Problem statement:
Reproduce the entries in full, with no changes.

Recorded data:
-- -- --

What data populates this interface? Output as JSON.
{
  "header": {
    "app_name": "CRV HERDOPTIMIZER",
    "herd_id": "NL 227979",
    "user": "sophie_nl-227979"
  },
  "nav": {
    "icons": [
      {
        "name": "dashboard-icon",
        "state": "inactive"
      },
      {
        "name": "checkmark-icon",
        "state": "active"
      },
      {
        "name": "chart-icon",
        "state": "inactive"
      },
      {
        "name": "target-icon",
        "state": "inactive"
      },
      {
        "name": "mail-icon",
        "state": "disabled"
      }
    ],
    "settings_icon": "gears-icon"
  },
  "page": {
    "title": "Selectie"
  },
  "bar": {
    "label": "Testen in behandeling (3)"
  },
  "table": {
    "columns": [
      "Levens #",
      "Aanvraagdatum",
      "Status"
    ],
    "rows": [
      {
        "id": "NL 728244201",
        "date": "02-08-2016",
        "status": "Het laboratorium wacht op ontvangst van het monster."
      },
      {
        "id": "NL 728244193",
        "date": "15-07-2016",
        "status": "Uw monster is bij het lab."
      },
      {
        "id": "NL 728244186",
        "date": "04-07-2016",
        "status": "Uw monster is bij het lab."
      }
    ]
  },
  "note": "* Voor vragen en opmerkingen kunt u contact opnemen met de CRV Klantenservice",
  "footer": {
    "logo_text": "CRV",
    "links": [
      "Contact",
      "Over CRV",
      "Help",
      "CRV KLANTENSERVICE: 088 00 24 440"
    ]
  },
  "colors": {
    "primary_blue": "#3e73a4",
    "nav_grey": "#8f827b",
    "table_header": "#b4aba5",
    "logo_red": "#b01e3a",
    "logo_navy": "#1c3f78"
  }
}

-- -- --

Full answer:
What data populates this interface? Output as JSON.
{
  "header": {
    "app_name": "CRV HERDOPTIMIZER",
    "herd_id": "NL 227979",
    "user": "sophie_nl-227979"
  },
  "nav": {
    "icons": [
      {
        "name": "dashboard-icon",
        "state": "inactive"
      },
      {
        "name": "checkmark-icon",
        "state": "active"
      },
      {
        "name": "chart-icon",
        "state": "inactive"
      },
      {
        "name": "target-icon",
        "state": "inactive"
      },
      {
        "name": "mail-icon",
        "state": "disabled"
      }
    ],
    "settings_icon": "gears-icon"
  },
  "page": {
    "title": "Selectie"
  },
  "bar": {
    "label": "Testen in behandeling (3)"
  },
  "table": {
    "columns": [
      "Levens #",
      "Aanvraagdatum",
      "Status"
    ],
    "rows": [
      {
        "id": "NL 728244201",
        "date": "02-08-2016",
        "status": "Het laboratorium wacht op ontvangst van het monster."
      },
      {
        "id": "NL 728244193",
        "date": "15-07-2016",
        "status": "Uw monster is bij het lab."
      },
      {
        "id": "NL 728244186",
        "date": "04-07-2016",
        "status": "Uw monster is bij het lab."
      }
    ]
  },
  "note": "* Voor vragen en opmerkingen kunt u contact opnemen met de CRV Klantenservice",
  "footer": {
    "logo_text": "CRV",
    "links": [
      "Contact",
      "Over CRV",
      "Help",
      "CRV KLANTENSERVICE: 088 00 24 440"
    ]
  },
  "colors": {
    "primary_blue": "#3e73a4",
    "nav_grey": "#8f827b",
    "table_header": "#b4aba5",
    "logo_red": "#b01e3a",
    "logo_navy": "#1c3f78"
  }
}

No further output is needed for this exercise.